• **SET TASK**: Copy every line from the records below that holds the word "Message".

* start *

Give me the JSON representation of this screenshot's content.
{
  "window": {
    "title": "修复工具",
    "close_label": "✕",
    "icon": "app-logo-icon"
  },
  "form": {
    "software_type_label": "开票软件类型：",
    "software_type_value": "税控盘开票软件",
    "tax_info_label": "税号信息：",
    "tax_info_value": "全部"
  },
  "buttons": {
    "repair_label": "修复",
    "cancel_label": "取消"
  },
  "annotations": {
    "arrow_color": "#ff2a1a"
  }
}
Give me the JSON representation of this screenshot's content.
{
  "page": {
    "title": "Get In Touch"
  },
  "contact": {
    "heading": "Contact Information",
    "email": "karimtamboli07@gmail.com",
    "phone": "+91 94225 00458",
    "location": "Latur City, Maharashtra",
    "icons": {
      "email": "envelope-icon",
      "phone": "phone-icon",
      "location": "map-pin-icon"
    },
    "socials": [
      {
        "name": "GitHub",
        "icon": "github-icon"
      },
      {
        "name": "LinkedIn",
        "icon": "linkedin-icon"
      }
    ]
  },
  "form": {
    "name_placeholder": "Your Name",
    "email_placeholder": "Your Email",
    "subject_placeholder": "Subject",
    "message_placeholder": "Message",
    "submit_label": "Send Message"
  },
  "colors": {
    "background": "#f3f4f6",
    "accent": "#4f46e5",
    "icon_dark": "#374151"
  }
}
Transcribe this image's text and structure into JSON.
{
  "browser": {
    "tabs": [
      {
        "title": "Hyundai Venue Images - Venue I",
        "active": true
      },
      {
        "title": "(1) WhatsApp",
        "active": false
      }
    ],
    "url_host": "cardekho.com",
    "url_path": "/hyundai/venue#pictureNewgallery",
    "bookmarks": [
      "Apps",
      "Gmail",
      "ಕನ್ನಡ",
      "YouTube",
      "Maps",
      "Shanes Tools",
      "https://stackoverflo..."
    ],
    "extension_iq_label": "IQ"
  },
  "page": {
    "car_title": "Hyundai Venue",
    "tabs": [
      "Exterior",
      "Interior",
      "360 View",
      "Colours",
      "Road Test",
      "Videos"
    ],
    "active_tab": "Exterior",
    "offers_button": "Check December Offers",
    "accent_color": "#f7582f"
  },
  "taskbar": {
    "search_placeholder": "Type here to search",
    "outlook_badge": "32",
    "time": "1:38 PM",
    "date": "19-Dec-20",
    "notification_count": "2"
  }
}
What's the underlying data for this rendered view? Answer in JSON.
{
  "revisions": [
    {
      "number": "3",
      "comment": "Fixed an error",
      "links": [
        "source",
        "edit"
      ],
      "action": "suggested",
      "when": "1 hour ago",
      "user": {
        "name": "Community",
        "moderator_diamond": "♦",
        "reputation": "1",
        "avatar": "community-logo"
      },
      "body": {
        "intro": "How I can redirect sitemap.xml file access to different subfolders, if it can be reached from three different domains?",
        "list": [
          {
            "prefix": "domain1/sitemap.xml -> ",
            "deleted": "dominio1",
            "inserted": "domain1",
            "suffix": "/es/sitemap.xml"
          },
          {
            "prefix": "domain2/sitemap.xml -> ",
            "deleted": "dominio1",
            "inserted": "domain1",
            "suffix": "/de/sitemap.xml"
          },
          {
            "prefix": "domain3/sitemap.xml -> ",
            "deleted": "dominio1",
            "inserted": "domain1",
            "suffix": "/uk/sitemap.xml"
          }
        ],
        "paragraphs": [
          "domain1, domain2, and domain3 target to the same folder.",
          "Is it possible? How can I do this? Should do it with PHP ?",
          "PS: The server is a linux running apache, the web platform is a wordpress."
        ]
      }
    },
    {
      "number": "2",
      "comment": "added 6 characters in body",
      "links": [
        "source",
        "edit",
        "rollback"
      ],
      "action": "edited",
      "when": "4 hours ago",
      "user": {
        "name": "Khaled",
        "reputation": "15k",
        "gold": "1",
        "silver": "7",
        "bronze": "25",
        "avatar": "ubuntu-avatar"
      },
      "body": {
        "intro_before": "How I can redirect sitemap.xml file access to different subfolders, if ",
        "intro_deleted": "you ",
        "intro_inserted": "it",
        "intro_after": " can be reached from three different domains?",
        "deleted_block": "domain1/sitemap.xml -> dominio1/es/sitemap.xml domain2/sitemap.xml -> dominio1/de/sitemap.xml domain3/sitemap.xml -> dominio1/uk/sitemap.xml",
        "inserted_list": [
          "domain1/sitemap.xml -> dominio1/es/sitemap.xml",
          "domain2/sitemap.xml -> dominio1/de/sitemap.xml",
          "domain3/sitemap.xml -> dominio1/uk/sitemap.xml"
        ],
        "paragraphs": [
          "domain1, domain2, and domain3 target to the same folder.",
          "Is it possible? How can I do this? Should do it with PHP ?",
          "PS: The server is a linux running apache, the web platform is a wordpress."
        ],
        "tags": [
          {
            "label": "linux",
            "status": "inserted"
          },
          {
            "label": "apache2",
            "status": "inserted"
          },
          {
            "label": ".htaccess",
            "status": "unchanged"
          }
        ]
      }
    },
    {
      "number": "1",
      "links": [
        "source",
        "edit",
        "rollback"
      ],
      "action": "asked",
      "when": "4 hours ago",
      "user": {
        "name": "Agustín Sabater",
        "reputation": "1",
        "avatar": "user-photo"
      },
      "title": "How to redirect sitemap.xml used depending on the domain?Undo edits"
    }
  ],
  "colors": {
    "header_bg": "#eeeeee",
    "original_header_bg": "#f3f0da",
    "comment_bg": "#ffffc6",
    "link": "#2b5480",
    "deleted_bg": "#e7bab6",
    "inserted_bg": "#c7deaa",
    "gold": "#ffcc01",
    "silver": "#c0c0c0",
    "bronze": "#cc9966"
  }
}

* end *

• **SOLUTION TO THE EXERCISE**:
    "message_placeholder": "Message",
    "submit_label": "Send Message"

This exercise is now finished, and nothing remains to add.